Saved entries:
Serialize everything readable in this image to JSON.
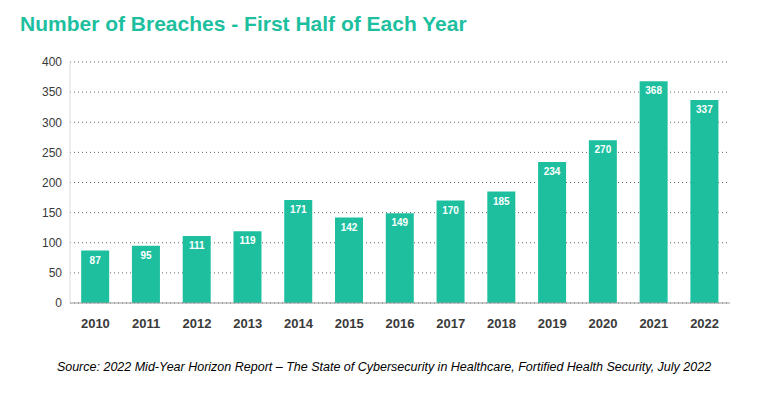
{
  "chart_data": {
    "type": "bar",
    "title": "Number of Breaches - First Half of Each Year",
    "annotation": "Source: 2022 Mid-Year Horizon Report – The State of Cybersecurity in Healthcare, Fortified Health Security, July 2022",
    "categories": [
      "2010",
      "2011",
      "2012",
      "2013",
      "2014",
      "2015",
      "2016",
      "2017",
      "2018",
      "2019",
      "2020",
      "2021",
      "2022"
    ],
    "values": [
      87,
      95,
      111,
      119,
      171,
      142,
      149,
      170,
      185,
      234,
      270,
      368,
      337
    ],
    "color": "#1dbf9f",
    "ylim": [
      0,
      400
    ],
    "yticks": [
      0,
      50,
      100,
      150,
      200,
      250,
      300,
      350,
      400
    ],
    "grid": true,
    "data_labels": true
  }
}
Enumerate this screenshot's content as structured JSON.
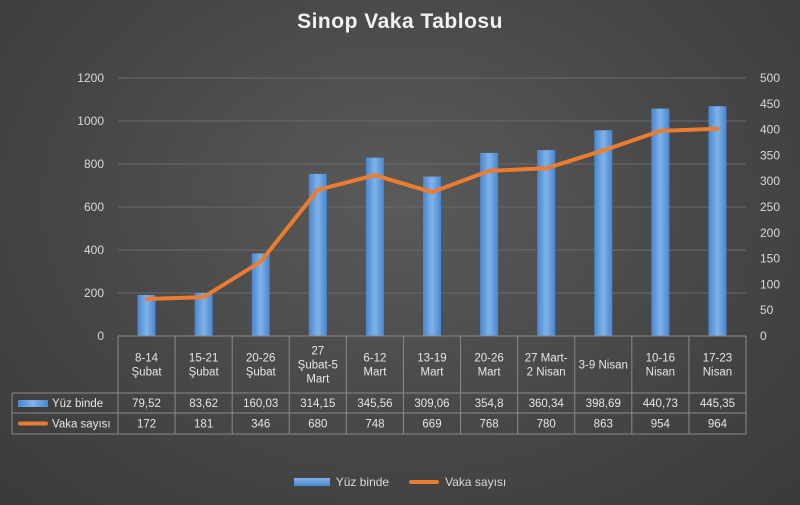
{
  "chart_data": {
    "type": "bar+line",
    "title": "Sinop Vaka Tablosu",
    "categories": [
      [
        "8-14",
        "Şubat"
      ],
      [
        "15-21",
        "Şubat"
      ],
      [
        "20-26",
        "Şubat"
      ],
      [
        "27",
        "Şubat-5",
        "Mart"
      ],
      [
        "6-12",
        "Mart"
      ],
      [
        "13-19",
        "Mart"
      ],
      [
        "20-26",
        "Mart"
      ],
      [
        "27 Mart-",
        "2 Nisan"
      ],
      [
        "3-9 Nisan"
      ],
      [
        "10-16",
        "Nisan"
      ],
      [
        "17-23",
        "Nisan"
      ]
    ],
    "series": [
      {
        "name": "Yüz binde",
        "type": "bar",
        "axis": "right",
        "color": "#5b9bd5",
        "values": [
          79.52,
          83.62,
          160.03,
          314.15,
          345.56,
          309.06,
          354.8,
          360.34,
          398.69,
          440.73,
          445.35
        ],
        "labels": [
          "79,52",
          "83,62",
          "160,03",
          "314,15",
          "345,56",
          "309,06",
          "354,8",
          "360,34",
          "398,69",
          "440,73",
          "445,35"
        ]
      },
      {
        "name": "Vaka sayısı",
        "type": "line",
        "axis": "left",
        "color": "#ec7c30",
        "values": [
          172,
          181,
          346,
          680,
          748,
          669,
          768,
          780,
          863,
          954,
          964
        ],
        "labels": [
          "172",
          "181",
          "346",
          "680",
          "748",
          "669",
          "768",
          "780",
          "863",
          "954",
          "964"
        ]
      }
    ],
    "y_left": {
      "min": 0,
      "max": 1200,
      "ticks": [
        "0",
        "200",
        "400",
        "600",
        "800",
        "1000",
        "1200"
      ]
    },
    "y_right": {
      "min": 0,
      "max": 500,
      "ticks": [
        "0",
        "50",
        "100",
        "150",
        "200",
        "250",
        "300",
        "350",
        "400",
        "450",
        "500"
      ]
    },
    "grid": true,
    "data_table": true,
    "legend_position": "bottom"
  }
}
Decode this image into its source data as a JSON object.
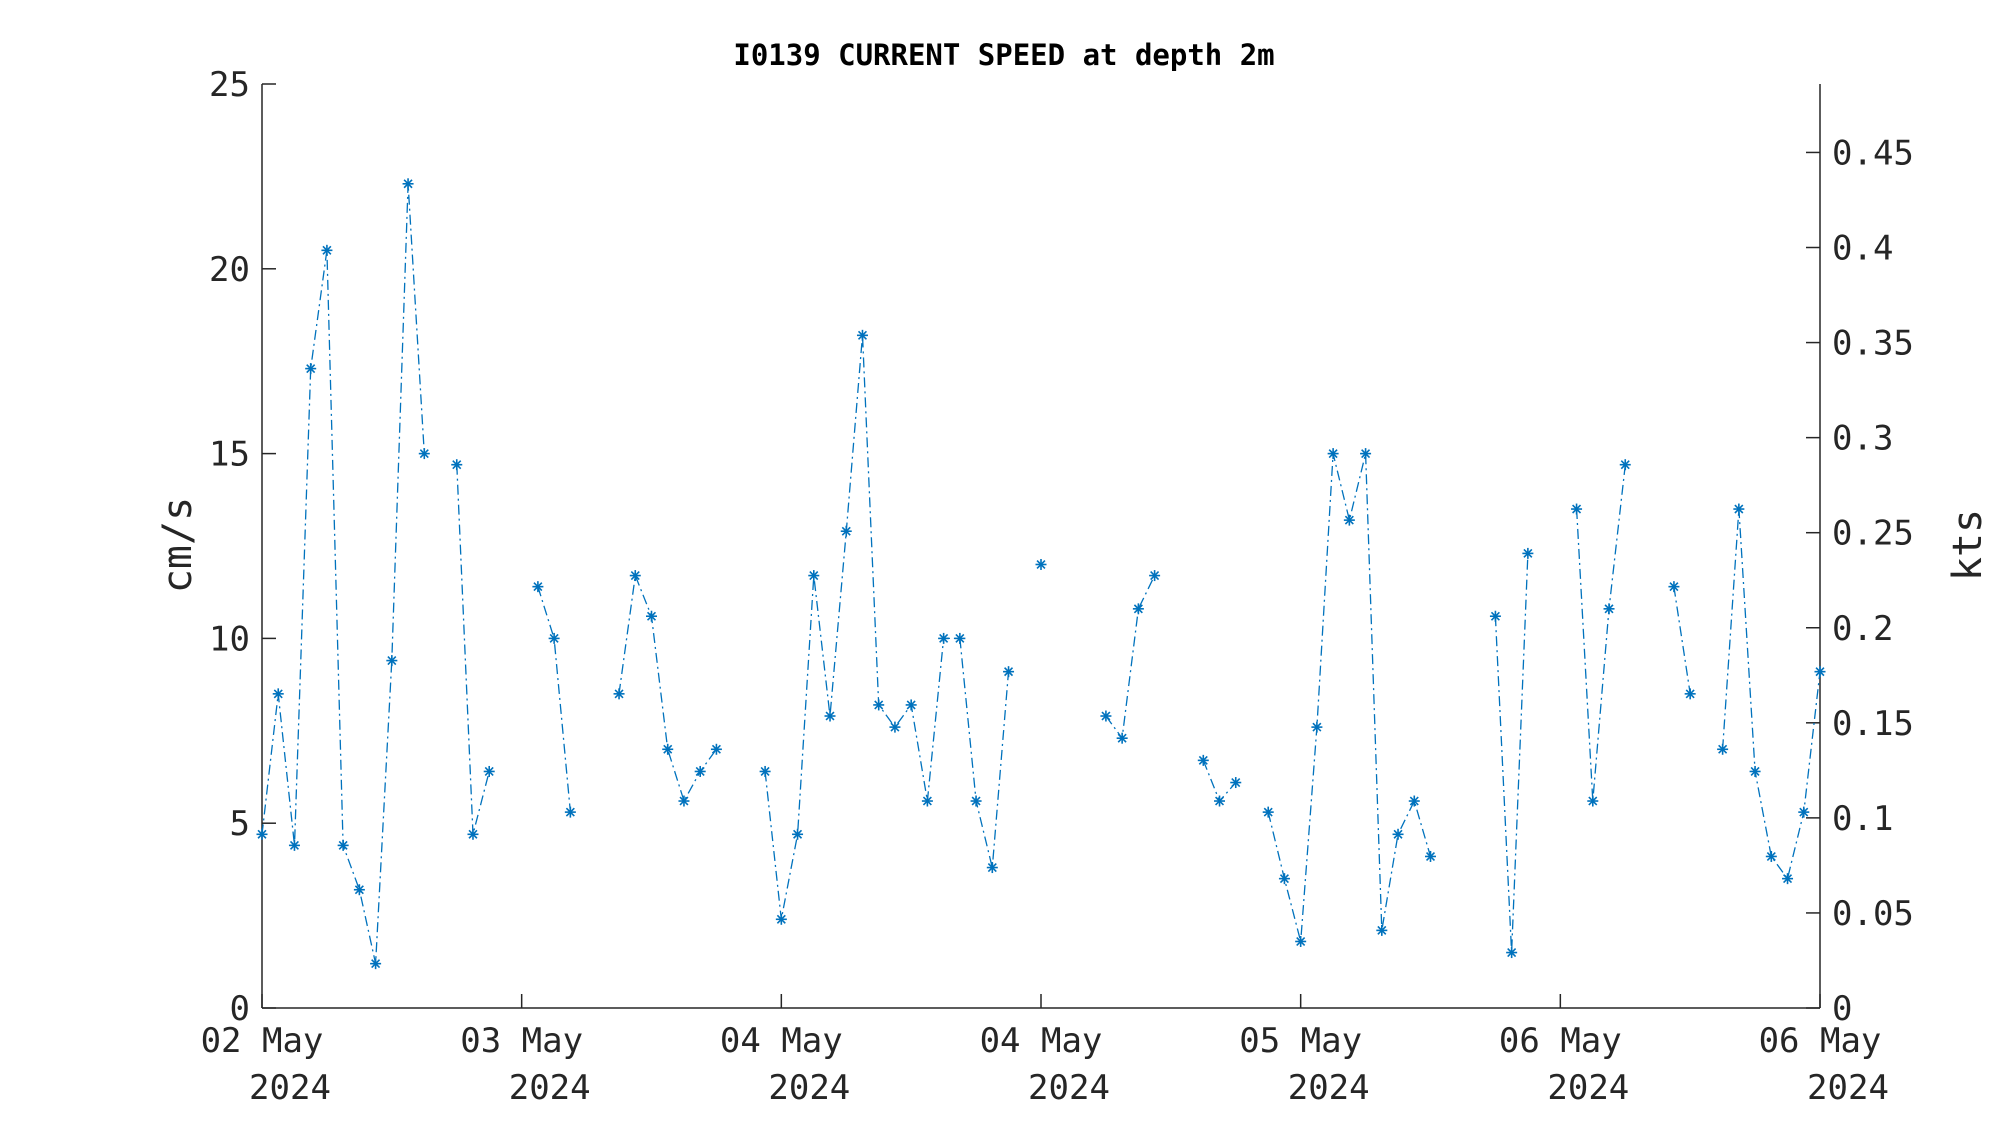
{
  "chart_data": {
    "type": "line",
    "title": "I0139 CURRENT SPEED at depth 2m",
    "ylabel": "cm/s",
    "ylabel_right": "kts",
    "ylim": [
      0,
      25
    ],
    "ylim_right": [
      0,
      0.486
    ],
    "yticks": [
      "0",
      "5",
      "10",
      "15",
      "20",
      "25"
    ],
    "yticks_right": [
      "0",
      "0.05",
      "0.1",
      "0.15",
      "0.2",
      "0.25",
      "0.3",
      "0.35",
      "0.4",
      "0.45"
    ],
    "xlim_days": [
      0,
      6
    ],
    "xtick_labels": [
      [
        "02 May",
        "2024"
      ],
      [
        "03 May",
        "2024"
      ],
      [
        "04 May",
        "2024"
      ],
      [
        "04 May",
        "2024"
      ],
      [
        "05 May",
        "2024"
      ],
      [
        "06 May",
        "2024"
      ],
      [
        "06 May",
        "2024"
      ]
    ],
    "grid": false,
    "marker": "asterisk",
    "line_style": "dash-dot",
    "color": "#0072BD",
    "step_days": 0.0625,
    "series": [
      {
        "values": [
          4.7,
          8.5,
          4.4,
          17.3,
          20.5,
          4.4,
          3.2,
          1.2,
          9.4,
          22.3,
          15.0,
          null,
          14.7,
          4.7,
          6.4,
          null,
          null,
          11.4,
          10.0,
          5.3,
          null,
          null,
          8.5,
          11.7,
          10.6,
          7.0,
          5.6,
          6.4,
          7.0,
          null,
          null,
          6.4,
          2.4,
          4.7,
          11.7,
          7.9,
          12.9,
          18.2,
          8.2,
          7.6,
          8.2,
          5.6,
          10.0,
          10.0,
          5.6,
          3.8,
          9.1,
          null,
          12.0,
          null,
          null,
          null,
          7.9,
          7.3,
          10.8,
          11.7,
          null,
          null,
          6.7,
          5.6,
          6.1,
          null,
          5.3,
          3.5,
          1.8,
          7.6,
          15.0,
          13.2,
          15.0,
          2.1,
          4.7,
          5.6,
          4.1,
          null,
          null,
          null,
          10.6,
          1.5,
          12.3,
          null,
          null,
          13.5,
          5.6,
          10.8,
          14.7,
          null,
          null,
          11.4,
          8.5,
          null,
          7.0,
          13.5,
          6.4,
          4.1,
          3.5,
          5.3,
          9.1
        ]
      }
    ]
  }
}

— Given request —
Print every entry above again without changing a word, and omit the pictures.

— Answer —
Serialize everything readable in this image to JSON.
{
  "chart_data": {
    "type": "bar",
    "title": "Number of Breaches - First Half of Each Year",
    "annotation": "Source: 2022 Mid-Year Horizon Report – The State of Cybersecurity in Healthcare, Fortified Health Security, July 2022",
    "categories": [
      "2010",
      "2011",
      "2012",
      "2013",
      "2014",
      "2015",
      "2016",
      "2017",
      "2018",
      "2019",
      "2020",
      "2021",
      "2022"
    ],
    "values": [
      87,
      95,
      111,
      119,
      171,
      142,
      149,
      170,
      185,
      234,
      270,
      368,
      337
    ],
    "color": "#1dbf9f",
    "ylim": [
      0,
      400
    ],
    "yticks": [
      0,
      50,
      100,
      150,
      200,
      250,
      300,
      350,
      400
    ],
    "grid": true,
    "data_labels": true
  }
}
Enumerate this screenshot's content as structured JSON.
{
  "chart_data": {
    "type": "bar+line",
    "title": "Sinop Vaka Tablosu",
    "categories": [
      [
        "8-14",
        "Şubat"
      ],
      [
        "15-21",
        "Şubat"
      ],
      [
        "20-26",
        "Şubat"
      ],
      [
        "27",
        "Şubat-5",
        "Mart"
      ],
      [
        "6-12",
        "Mart"
      ],
      [
        "13-19",
        "Mart"
      ],
      [
        "20-26",
        "Mart"
      ],
      [
        "27 Mart-",
        "2 Nisan"
      ],
      [
        "3-9 Nisan"
      ],
      [
        "10-16",
        "Nisan"
      ],
      [
        "17-23",
        "Nisan"
      ]
    ],
    "series": [
      {
        "name": "Yüz binde",
        "type": "bar",
        "axis": "right",
        "color": "#5b9bd5",
        "values": [
          79.52,
          83.62,
          160.03,
          314.15,
          345.56,
          309.06,
          354.8,
          360.34,
          398.69,
          440.73,
          445.35
        ],
        "labels": [
          "79,52",
          "83,62",
          "160,03",
          "314,15",
          "345,56",
          "309,06",
          "354,8",
          "360,34",
          "398,69",
          "440,73",
          "445,35"
        ]
      },
      {
        "name": "Vaka sayısı",
        "type": "line",
        "axis": "left",
        "color": "#ec7c30",
        "values": [
          172,
          181,
          346,
          680,
          748,
          669,
          768,
          780,
          863,
          954,
          964
        ],
        "labels": [
          "172",
          "181",
          "346",
          "680",
          "748",
          "669",
          "768",
          "780",
          "863",
          "954",
          "964"
        ]
      }
    ],
    "y_left": {
      "min": 0,
      "max": 1200,
      "ticks": [
        "0",
        "200",
        "400",
        "600",
        "800",
        "1000",
        "1200"
      ]
    },
    "y_right": {
      "min": 0,
      "max": 500,
      "ticks": [
        "0",
        "50",
        "100",
        "150",
        "200",
        "250",
        "300",
        "350",
        "400",
        "450",
        "500"
      ]
    },
    "grid": true,
    "data_table": true,
    "legend_position": "bottom"
  }
}
Decode this image into its source data as a JSON object.
{
  "chart_data": {
    "type": "line",
    "title": "I0139 CURRENT SPEED at depth 2m",
    "ylabel": "cm/s",
    "ylabel_right": "kts",
    "ylim": [
      0,
      25
    ],
    "ylim_right": [
      0,
      0.486
    ],
    "yticks": [
      "0",
      "5",
      "10",
      "15",
      "20",
      "25"
    ],
    "yticks_right": [
      "0",
      "0.05",
      "0.1",
      "0.15",
      "0.2",
      "0.25",
      "0.3",
      "0.35",
      "0.4",
      "0.45"
    ],
    "xlim_days": [
      0,
      6
    ],
    "xtick_labels": [
      [
        "02 May",
        "2024"
      ],
      [
        "03 May",
        "2024"
      ],
      [
        "04 May",
        "2024"
      ],
      [
        "04 May",
        "2024"
      ],
      [
        "05 May",
        "2024"
      ],
      [
        "06 May",
        "2024"
      ],
      [
        "06 May",
        "2024"
      ]
    ],
    "grid": false,
    "marker": "asterisk",
    "line_style": "dash-dot",
    "color": "#0072BD",
    "step_days": 0.0625,
    "series": [
      {
        "values": [
          4.7,
          8.5,
          4.4,
          17.3,
          20.5,
          4.4,
          3.2,
          1.2,
          9.4,
          22.3,
          15.0,
          null,
          14.7,
          4.7,
          6.4,
          null,
          null,
          11.4,
          10.0,
          5.3,
          null,
          null,
          8.5,
          11.7,
          10.6,
          7.0,
          5.6,
          6.4,
          7.0,
          null,
          null,
          6.4,
          2.4,
          4.7,
          11.7,
          7.9,
          12.9,
          18.2,
          8.2,
          7.6,
          8.2,
          5.6,
          10.0,
          10.0,
          5.6,
          3.8,
          9.1,
          null,
          12.0,
          null,
          null,
          null,
          7.9,
          7.3,
          10.8,
          11.7,
          null,
          null,
          6.7,
          5.6,
          6.1,
          null,
          5.3,
          3.5,
          1.8,
          7.6,
          15.0,
          13.2,
          15.0,
          2.1,
          4.7,
          5.6,
          4.1,
          null,
          null,
          null,
          10.6,
          1.5,
          12.3,
          null,
          null,
          13.5,
          5.6,
          10.8,
          14.7,
          null,
          null,
          11.4,
          8.5,
          null,
          7.0,
          13.5,
          6.4,
          4.1,
          3.5,
          5.3,
          9.1
        ]
      }
    ]
  }
}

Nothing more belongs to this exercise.